● **EXTRACT PROVIDED**
'''

Retrenchment or downsizing is an right by an employer that is suffering an actual or anticipated serious financial losses.

The right to retrench or downsize is inherently a management prerogative. It is usually resorted to when there is an actual or expected serious financial losses.

Jurisprudence explains as follows:

Retrenchment or lay-off is the termination of employment initiated by the employer, through no fault of the employees and without prejudice to the latter, during periods of business recession, industrial depression, or seasonal fluctuations, or during lulls occasioned by lack of orders, shortage of materials, conversion of the plant for a new production program or the introduction of new methods or more efficient machinery, or of automation. It is an exercise of management prerogative which the Court upholds if compliant with certain substantive and procedural requirements, namely:

1. That retrenchment is necessary to prevent losses and it is proven, by sufficient and convincing evidence such as the employer’s financial statements audited by an independent and credible external auditor, that such losses are substantial and not merely flimsy and actual or reasonably imminent; and that retrenchment is the only effective measure to prevent such imminent losses

2. That written notice is served on to the employees and the DOLE at least one (1) month prior to the intended date of retrenchment; and

3. That the retrenched employees receive separation pay equivalent to one (1) month pay or at least one-half (1/2) month pay for every year of service, whichever is higher.

'''

● **DATA EXCERPT**
'''

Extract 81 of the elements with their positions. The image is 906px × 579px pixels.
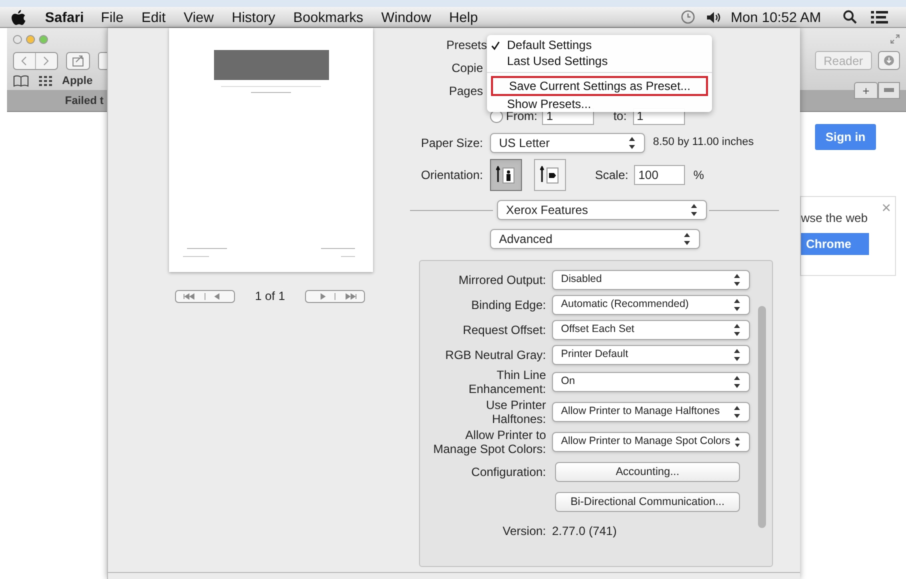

'''

● **EXERCISE DIRECTIONS**
What requirements must retrenchment meet for the Court to uphold it, according to the text on retrenchment? List each one.

● **THE COMPLETED TASK**
1. Retrenchment is necessary to prevent losses. Sufficient and convincing evidence, such as financial statements audited by an independent and credible external auditor, must prove that the losses are substantial, not merely flimsy, and actual or reasonably imminent. Retrenchment must also be the only effective measure to prevent them.
2. Written notice is served on the employees and the DOLE at least one month before the intended date of retrenchment.
3. The retrenched employees receive separation pay equal to one month's pay or at least one-half month's pay for every year of service, whichever is higher.